Work required ->
Give the number of lines in this listing that contain "subscript", with no other words.

◇ ◇ ◇ ◇

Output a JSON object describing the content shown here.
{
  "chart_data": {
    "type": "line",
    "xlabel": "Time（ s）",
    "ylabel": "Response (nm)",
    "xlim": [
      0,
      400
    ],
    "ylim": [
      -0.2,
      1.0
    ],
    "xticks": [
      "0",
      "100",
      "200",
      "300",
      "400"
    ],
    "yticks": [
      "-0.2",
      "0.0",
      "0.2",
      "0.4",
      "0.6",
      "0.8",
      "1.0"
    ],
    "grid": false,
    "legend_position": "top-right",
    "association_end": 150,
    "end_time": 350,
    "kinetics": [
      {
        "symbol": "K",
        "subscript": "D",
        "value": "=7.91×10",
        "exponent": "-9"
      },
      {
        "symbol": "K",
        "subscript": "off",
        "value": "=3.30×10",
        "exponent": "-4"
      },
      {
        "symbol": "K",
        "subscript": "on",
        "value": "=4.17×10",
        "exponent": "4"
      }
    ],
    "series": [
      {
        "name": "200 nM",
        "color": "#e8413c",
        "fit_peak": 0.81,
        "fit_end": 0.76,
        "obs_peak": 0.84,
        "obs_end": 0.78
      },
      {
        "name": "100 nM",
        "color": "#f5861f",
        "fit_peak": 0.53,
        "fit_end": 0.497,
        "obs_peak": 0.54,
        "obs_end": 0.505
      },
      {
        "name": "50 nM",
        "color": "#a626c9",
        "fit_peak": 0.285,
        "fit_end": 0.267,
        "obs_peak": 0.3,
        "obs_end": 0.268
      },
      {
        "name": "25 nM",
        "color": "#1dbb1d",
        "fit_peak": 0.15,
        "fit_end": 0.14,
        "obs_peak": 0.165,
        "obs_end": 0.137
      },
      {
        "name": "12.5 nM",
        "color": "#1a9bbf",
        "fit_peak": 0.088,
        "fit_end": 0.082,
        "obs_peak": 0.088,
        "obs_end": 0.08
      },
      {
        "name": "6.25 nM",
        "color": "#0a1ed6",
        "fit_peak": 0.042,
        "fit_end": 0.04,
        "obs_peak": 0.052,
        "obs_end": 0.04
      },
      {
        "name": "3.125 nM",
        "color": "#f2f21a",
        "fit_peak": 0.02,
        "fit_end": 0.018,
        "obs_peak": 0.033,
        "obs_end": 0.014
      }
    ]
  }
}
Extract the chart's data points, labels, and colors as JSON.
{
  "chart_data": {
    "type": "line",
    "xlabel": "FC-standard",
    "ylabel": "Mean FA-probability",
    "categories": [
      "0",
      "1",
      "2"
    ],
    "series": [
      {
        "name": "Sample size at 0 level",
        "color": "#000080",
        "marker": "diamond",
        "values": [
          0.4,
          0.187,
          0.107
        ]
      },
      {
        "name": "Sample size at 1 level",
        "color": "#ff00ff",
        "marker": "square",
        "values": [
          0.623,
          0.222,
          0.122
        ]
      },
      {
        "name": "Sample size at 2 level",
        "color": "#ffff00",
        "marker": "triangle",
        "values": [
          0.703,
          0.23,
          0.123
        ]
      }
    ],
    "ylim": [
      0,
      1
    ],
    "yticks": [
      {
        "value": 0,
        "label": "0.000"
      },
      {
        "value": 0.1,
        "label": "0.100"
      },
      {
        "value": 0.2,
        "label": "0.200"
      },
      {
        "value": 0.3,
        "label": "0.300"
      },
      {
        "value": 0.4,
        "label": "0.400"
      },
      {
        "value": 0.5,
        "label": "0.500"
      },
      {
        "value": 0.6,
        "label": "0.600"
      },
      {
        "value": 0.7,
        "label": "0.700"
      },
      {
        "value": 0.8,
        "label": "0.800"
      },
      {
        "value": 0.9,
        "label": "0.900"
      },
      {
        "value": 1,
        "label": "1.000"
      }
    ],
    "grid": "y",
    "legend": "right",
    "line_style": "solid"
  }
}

◇ ◇ ◇ ◇

Expected answer ->
3